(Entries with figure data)
>>>>>
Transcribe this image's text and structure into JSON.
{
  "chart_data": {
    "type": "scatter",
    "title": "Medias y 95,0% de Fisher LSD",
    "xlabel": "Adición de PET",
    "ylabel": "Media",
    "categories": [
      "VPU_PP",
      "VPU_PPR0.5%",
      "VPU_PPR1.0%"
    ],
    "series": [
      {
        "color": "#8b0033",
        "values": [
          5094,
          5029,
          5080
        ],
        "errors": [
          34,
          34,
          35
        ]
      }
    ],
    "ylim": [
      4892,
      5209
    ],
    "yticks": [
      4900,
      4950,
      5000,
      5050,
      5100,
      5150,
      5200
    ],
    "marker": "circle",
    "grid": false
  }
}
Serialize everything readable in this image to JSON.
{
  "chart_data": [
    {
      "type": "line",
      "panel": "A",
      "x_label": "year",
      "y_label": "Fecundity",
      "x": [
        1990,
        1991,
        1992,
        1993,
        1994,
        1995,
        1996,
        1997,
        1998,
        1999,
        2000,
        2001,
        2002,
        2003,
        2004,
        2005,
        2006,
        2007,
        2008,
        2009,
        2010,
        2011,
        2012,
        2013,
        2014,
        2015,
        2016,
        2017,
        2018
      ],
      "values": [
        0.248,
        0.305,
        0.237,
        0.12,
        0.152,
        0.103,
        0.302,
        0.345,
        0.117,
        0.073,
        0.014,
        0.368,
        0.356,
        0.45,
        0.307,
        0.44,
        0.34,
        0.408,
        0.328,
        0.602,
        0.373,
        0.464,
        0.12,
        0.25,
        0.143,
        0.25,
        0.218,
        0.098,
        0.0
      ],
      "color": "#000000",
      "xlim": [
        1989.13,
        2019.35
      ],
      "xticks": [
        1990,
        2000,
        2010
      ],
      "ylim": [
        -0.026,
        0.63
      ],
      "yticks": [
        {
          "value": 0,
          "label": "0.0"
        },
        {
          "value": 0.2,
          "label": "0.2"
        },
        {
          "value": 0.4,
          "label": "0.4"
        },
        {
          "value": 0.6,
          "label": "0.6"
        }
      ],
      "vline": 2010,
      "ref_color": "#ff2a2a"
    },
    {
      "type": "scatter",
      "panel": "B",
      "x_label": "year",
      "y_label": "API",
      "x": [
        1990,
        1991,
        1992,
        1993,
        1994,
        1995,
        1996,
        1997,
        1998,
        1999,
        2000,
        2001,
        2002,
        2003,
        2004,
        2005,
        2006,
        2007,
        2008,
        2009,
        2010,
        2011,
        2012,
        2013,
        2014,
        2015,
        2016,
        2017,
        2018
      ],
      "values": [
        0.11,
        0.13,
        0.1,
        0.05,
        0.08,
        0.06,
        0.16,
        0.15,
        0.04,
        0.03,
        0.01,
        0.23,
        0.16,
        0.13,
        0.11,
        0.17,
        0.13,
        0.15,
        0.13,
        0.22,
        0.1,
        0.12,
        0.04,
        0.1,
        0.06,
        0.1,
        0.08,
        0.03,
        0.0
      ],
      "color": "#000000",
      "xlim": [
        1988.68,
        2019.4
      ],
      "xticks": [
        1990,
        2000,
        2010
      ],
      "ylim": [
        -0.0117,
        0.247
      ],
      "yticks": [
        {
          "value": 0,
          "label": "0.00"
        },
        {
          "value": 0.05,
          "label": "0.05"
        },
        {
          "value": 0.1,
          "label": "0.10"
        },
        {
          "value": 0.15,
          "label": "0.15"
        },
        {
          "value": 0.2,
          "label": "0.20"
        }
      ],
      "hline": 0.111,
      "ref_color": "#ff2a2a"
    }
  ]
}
<<<<<
• _To be done_
Lines that hold "JSON" are the ones to copy; find all of them.

• _Complete answer_
Transcribe this image's text and structure into JSON.
Serialize everything readable in this image to JSON.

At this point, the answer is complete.